**Problem statement:**
Determine how many lines of the data below contain "θεραπεία", then give only that number.

(Figure data in JSON)
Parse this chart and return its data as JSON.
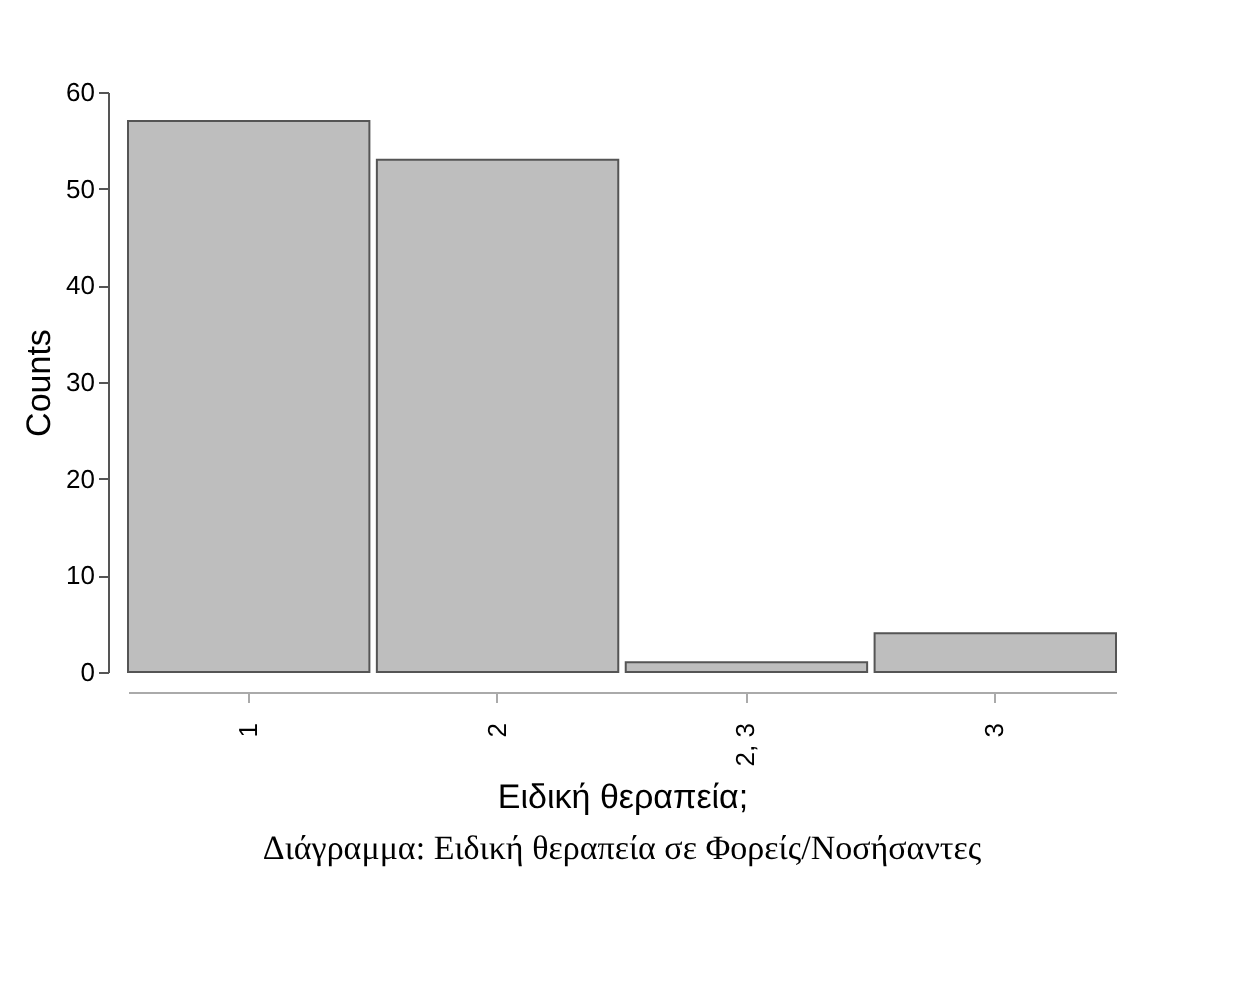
{
  "chart_data": {
    "type": "bar",
    "xlabel": "Ειδική θεραπεία;",
    "ylabel": "Counts",
    "categories": [
      "1",
      "2",
      "2, 3",
      "3"
    ],
    "values": [
      57,
      53,
      1,
      4
    ],
    "color": "#bebebe",
    "ylim": [
      0,
      60
    ],
    "yticks": [
      0,
      10,
      20,
      30,
      40,
      50,
      60
    ],
    "grid": false,
    "annotations": [
      "Διάγραμμα: Ειδική θεραπεία σε Φορείς/Νοσήσαντες"
    ]
  }
}
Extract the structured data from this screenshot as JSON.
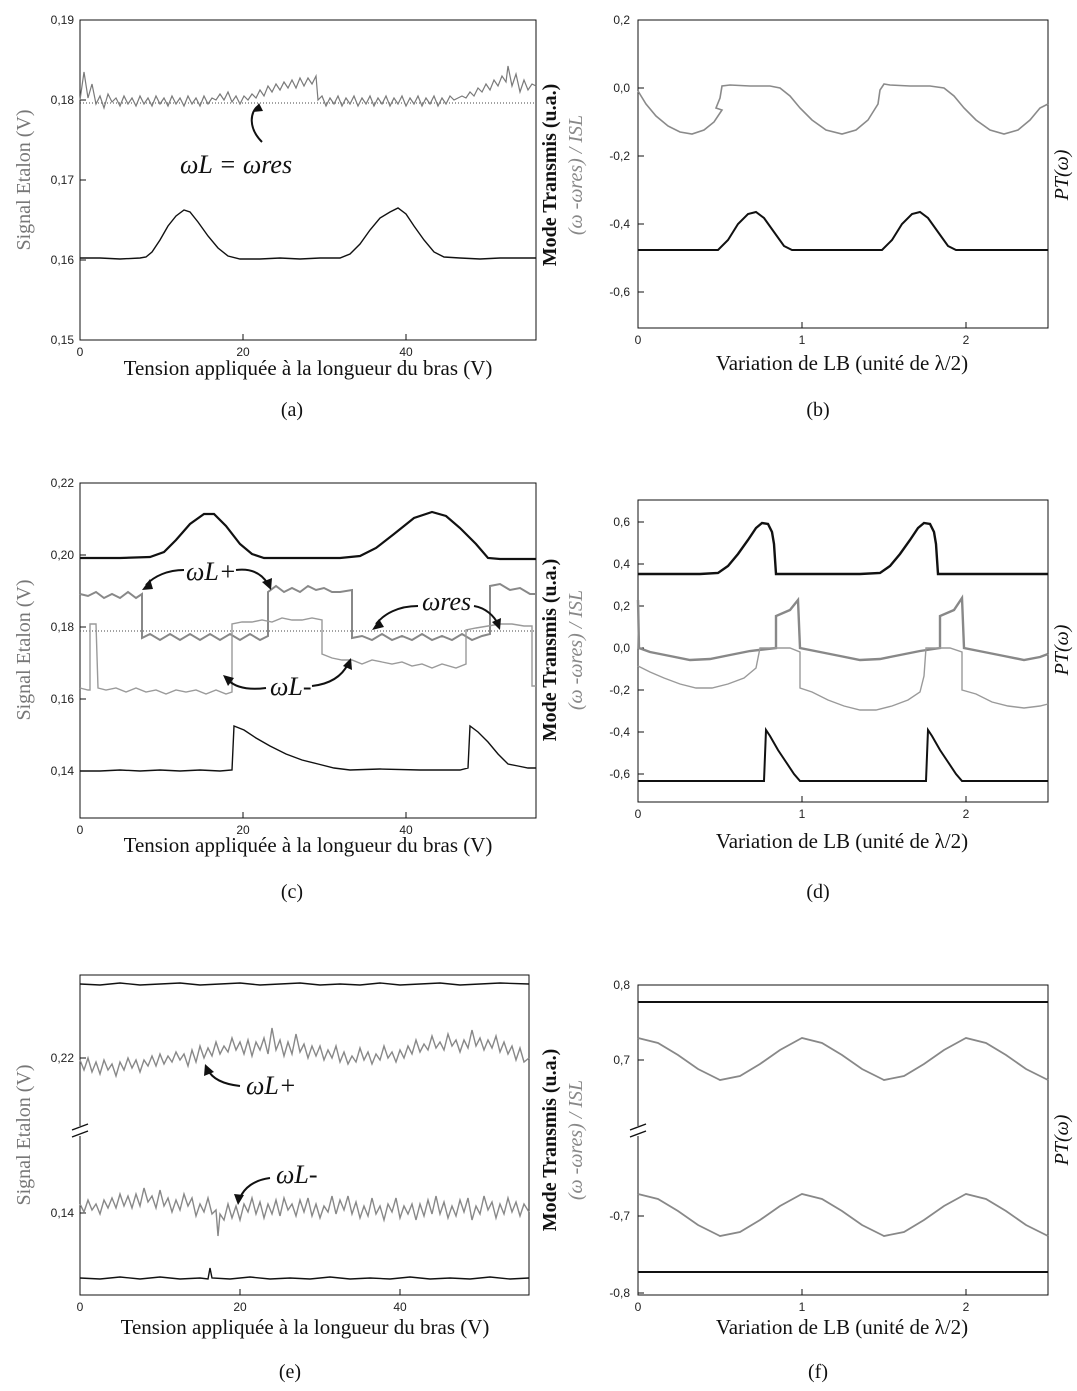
{
  "figure": {
    "panels": [
      {
        "caption": "(a)",
        "ylabel": "Signal Etalon (V)",
        "xlabel": "Tension appliquée à la longueur du bras (V)"
      },
      {
        "caption": "(b)",
        "ylabel_left": "Mode Transmis (u.a.)",
        "ylabel_left2": "(ω -ωres) / ISL",
        "ylabel_right": "PT(ω)",
        "xlabel": "Variation de LB (unité de λ/2)"
      },
      {
        "caption": "(c)",
        "ylabel": "Signal Etalon (V)",
        "xlabel": "Tension appliquée à la longueur du bras (V)"
      },
      {
        "caption": "(d)",
        "ylabel_left": "Mode Transmis (u.a.)",
        "ylabel_left2": "(ω -ωres) / ISL",
        "ylabel_right": "PT(ω)",
        "xlabel": "Variation de LB (unité de λ/2)"
      },
      {
        "caption": "(e)",
        "ylabel": "Signal Etalon (V)",
        "xlabel": "Tension appliquée à la longueur du bras (V)"
      },
      {
        "caption": "(f)",
        "ylabel_left": "Mode Transmis (u.a.)",
        "ylabel_left2": "(ω -ωres) / ISL",
        "ylabel_right": "PT(ω)",
        "xlabel": "Variation de LB (unité de λ/2)"
      }
    ],
    "annotations": {
      "a": [
        "ωL = ωres"
      ],
      "c": [
        "ωL+",
        "ωres",
        "ωL-"
      ],
      "e": [
        "ωL+",
        "ωL-"
      ]
    }
  },
  "chart_data": [
    {
      "type": "line",
      "panel": "a",
      "xlabel": "Tension appliquée à la longueur du bras (V)",
      "ylabel": "Signal Etalon (V)",
      "xlim": [
        0,
        56
      ],
      "ylim": [
        0.15,
        0.19
      ],
      "xticks": [
        "0",
        "20",
        "40"
      ],
      "yticks": [
        "0,15",
        "0,16",
        "0,17",
        "0,18",
        "0,19"
      ],
      "series": [
        {
          "color": "#7a7a7a",
          "noisy": true,
          "x": [
            0,
            1,
            2,
            3,
            10,
            20,
            24,
            29,
            29.5,
            45,
            52,
            53,
            56
          ],
          "y": [
            0.1795,
            0.183,
            0.1805,
            0.1795,
            0.1795,
            0.1795,
            0.1815,
            0.1825,
            0.1795,
            0.1795,
            0.1825,
            0.1805,
            0.1805
          ]
        },
        {
          "color": "#111111",
          "x": [
            0,
            8,
            11,
            13.5,
            16,
            19,
            34,
            38,
            41,
            44,
            47,
            56
          ],
          "y": [
            0.16,
            0.16,
            0.1635,
            0.166,
            0.164,
            0.16,
            0.16,
            0.164,
            0.1665,
            0.164,
            0.16,
            0.16
          ]
        }
      ],
      "hlines": [
        {
          "y": 0.1792,
          "style": "dotted"
        }
      ]
    },
    {
      "type": "line",
      "panel": "b",
      "xlabel": "Variation de LB (unité de λ/2)",
      "xlim": [
        0,
        2.5
      ],
      "ylim": [
        -0.7,
        0.2
      ],
      "xticks": [
        "0",
        "1",
        "2"
      ],
      "yticks": [
        "-0,6",
        "-0,4",
        "-0,2",
        "0,0",
        "0,2"
      ],
      "series": [
        {
          "color": "#8a8a8a",
          "x": [
            0,
            0.12,
            0.25,
            0.4,
            0.5,
            0.51,
            0.6,
            0.85,
            0.95,
            1.12,
            1.25,
            1.4,
            1.5,
            1.51,
            1.6,
            1.85,
            1.95,
            2.12,
            2.25,
            2.4,
            2.5
          ],
          "y": [
            -0.01,
            -0.1,
            -0.14,
            -0.1,
            -0.02,
            0.01,
            0.0,
            0.0,
            -0.02,
            -0.1,
            -0.14,
            -0.1,
            -0.02,
            0.01,
            0.0,
            0.0,
            -0.02,
            -0.1,
            -0.14,
            -0.1,
            -0.05
          ]
        },
        {
          "color": "#111111",
          "x": [
            0,
            0.5,
            0.62,
            0.75,
            0.88,
            1.0,
            1.5,
            1.62,
            1.75,
            1.88,
            2.0,
            2.5
          ],
          "y": [
            -0.48,
            -0.48,
            -0.42,
            -0.36,
            -0.42,
            -0.48,
            -0.48,
            -0.42,
            -0.36,
            -0.42,
            -0.48,
            -0.48
          ]
        }
      ]
    },
    {
      "type": "line",
      "panel": "c",
      "xlabel": "Tension appliquée à la longueur du bras (V)",
      "ylabel": "Signal Etalon (V)",
      "xlim": [
        0,
        56
      ],
      "ylim": [
        0.13,
        0.22
      ],
      "xticks": [
        "0",
        "20",
        "40"
      ],
      "yticks": [
        "0,14",
        "0,16",
        "0,18",
        "0,20",
        "0,22"
      ],
      "series": [
        {
          "color": "#111111",
          "x": [
            0,
            10,
            13,
            16.5,
            20,
            23,
            35,
            40,
            46,
            48,
            50,
            50.5,
            56
          ],
          "y": [
            0.199,
            0.199,
            0.204,
            0.212,
            0.206,
            0.199,
            0.199,
            0.207,
            0.212,
            0.208,
            0.2,
            0.199,
            0.199
          ]
        },
        {
          "color": "#888888",
          "noisy": true,
          "x": [
            0,
            7.2,
            7.3,
            22.5,
            22.6,
            33,
            33.1,
            50.5,
            50.6,
            56
          ],
          "y": [
            0.189,
            0.189,
            0.177,
            0.177,
            0.189,
            0.189,
            0.177,
            0.177,
            0.191,
            0.188
          ]
        },
        {
          "color": "#9a9a9a",
          "noisy": true,
          "x": [
            0,
            1.2,
            1.3,
            1.8,
            1.9,
            18.8,
            18.9,
            29.8,
            29.9,
            47.5,
            47.6,
            55.5
          ],
          "y": [
            0.162,
            0.162,
            0.181,
            0.181,
            0.162,
            0.16,
            0.181,
            0.181,
            0.163,
            0.16,
            0.181,
            0.181
          ]
        },
        {
          "color": "#111111",
          "x": [
            0,
            18.7,
            19,
            22,
            26,
            30,
            33,
            47.5,
            47.9,
            50,
            52,
            56
          ],
          "y": [
            0.14,
            0.14,
            0.152,
            0.149,
            0.145,
            0.142,
            0.141,
            0.141,
            0.152,
            0.148,
            0.142,
            0.141
          ]
        }
      ],
      "hlines": [
        {
          "y": 0.179,
          "style": "dotted"
        }
      ]
    },
    {
      "type": "line",
      "panel": "d",
      "xlabel": "Variation de LB (unité de λ/2)",
      "xlim": [
        0,
        2.5
      ],
      "ylim": [
        -0.7,
        0.7
      ],
      "xticks": [
        "0",
        "1",
        "2"
      ],
      "yticks": [
        "-0,6",
        "-0,4",
        "-0,2",
        "0,0",
        "0,2",
        "0,4",
        "0,6"
      ],
      "series": [
        {
          "color": "#111111",
          "x": [
            0,
            0.5,
            0.62,
            0.75,
            0.8,
            0.83,
            0.84,
            2.5
          ],
          "y": [
            0.34,
            0.34,
            0.42,
            0.57,
            0.58,
            0.55,
            0.34,
            0.34
          ],
          "repeat_period": 1.0
        },
        {
          "color": "#888888",
          "x": [
            0,
            0.01,
            0.02,
            0.2,
            0.35,
            0.55,
            0.75,
            0.85,
            0.86,
            0.98,
            0.99,
            1.2,
            1.35,
            1.55,
            1.75,
            1.85,
            1.86,
            1.98,
            1.99,
            2.2,
            2.35,
            2.5
          ],
          "y": [
            0.22,
            0.0,
            -0.02,
            -0.04,
            -0.05,
            -0.04,
            -0.01,
            0.0,
            0.1,
            0.22,
            -0.02,
            -0.04,
            -0.05,
            -0.04,
            -0.01,
            0.0,
            0.1,
            0.22,
            -0.02,
            -0.04,
            -0.05,
            -0.03
          ]
        },
        {
          "color": "#9a9a9a",
          "x": [
            0,
            0.2,
            0.4,
            0.6,
            0.76,
            0.77,
            0.98,
            0.99,
            1.2,
            1.4,
            1.6,
            1.76,
            1.77,
            1.98,
            1.99,
            2.2,
            2.4,
            2.5
          ],
          "y": [
            -0.25,
            -0.29,
            -0.33,
            -0.31,
            -0.25,
            0.0,
            0.0,
            -0.25,
            -0.29,
            -0.33,
            -0.31,
            -0.25,
            0.0,
            0.0,
            -0.25,
            -0.29,
            -0.33,
            -0.32
          ]
        },
        {
          "color": "#111111",
          "x": [
            0,
            0.77,
            0.78,
            0.83,
            0.88,
            0.95,
            2.5
          ],
          "y": [
            -0.63,
            -0.63,
            -0.4,
            -0.47,
            -0.56,
            -0.63,
            -0.63
          ],
          "repeat_period": 1.0
        }
      ]
    },
    {
      "type": "line",
      "panel": "e",
      "xlabel": "Tension appliquée à la longueur du bras (V)",
      "ylabel": "Signal Etalon (V)",
      "xlim": [
        0,
        56
      ],
      "broken_axis": true,
      "xticks": [
        "0",
        "20",
        "40"
      ],
      "yticks": [
        "0,14",
        "0,22"
      ],
      "series": [
        {
          "color": "#111111",
          "noisy": true,
          "level": "top-flat"
        },
        {
          "color": "#888888",
          "noisy": true,
          "label": "ωL+",
          "x": [
            0,
            6,
            12,
            18,
            24,
            30,
            36,
            42,
            48,
            52,
            56
          ],
          "y": [
            0.218,
            0.218,
            0.219,
            0.221,
            0.222,
            0.221,
            0.219,
            0.22,
            0.222,
            0.221,
            0.219
          ]
        },
        {
          "color": "#888888",
          "noisy": true,
          "label": "ωL-",
          "x": [
            0,
            6,
            12,
            18,
            24,
            30,
            36,
            42,
            48,
            56
          ],
          "y": [
            0.138,
            0.139,
            0.14,
            0.138,
            0.137,
            0.136,
            0.135,
            0.135,
            0.136,
            0.136
          ]
        },
        {
          "color": "#111111",
          "noisy": true,
          "level": "bottom-flat"
        }
      ]
    },
    {
      "type": "line",
      "panel": "f",
      "xlabel": "Variation de LB (unité de λ/2)",
      "xlim": [
        0,
        2.5
      ],
      "broken_axis": true,
      "xticks": [
        "0",
        "1",
        "2"
      ],
      "yticks": [
        "-0,8",
        "-0,7",
        "0,7",
        "0,8"
      ],
      "series": [
        {
          "color": "#111111",
          "x": [
            0,
            2.5
          ],
          "y": [
            0.775,
            0.775
          ]
        },
        {
          "color": "#888888",
          "shape": "cosine",
          "center": 0.7,
          "amplitude": 0.03,
          "period": 1.0
        },
        {
          "color": "#888888",
          "shape": "cosine",
          "center": -0.7,
          "amplitude": 0.03,
          "period": 1.0
        },
        {
          "color": "#111111",
          "x": [
            0,
            2.5
          ],
          "y": [
            -0.775,
            -0.775
          ]
        }
      ]
    }
  ]
}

**Final result:**
2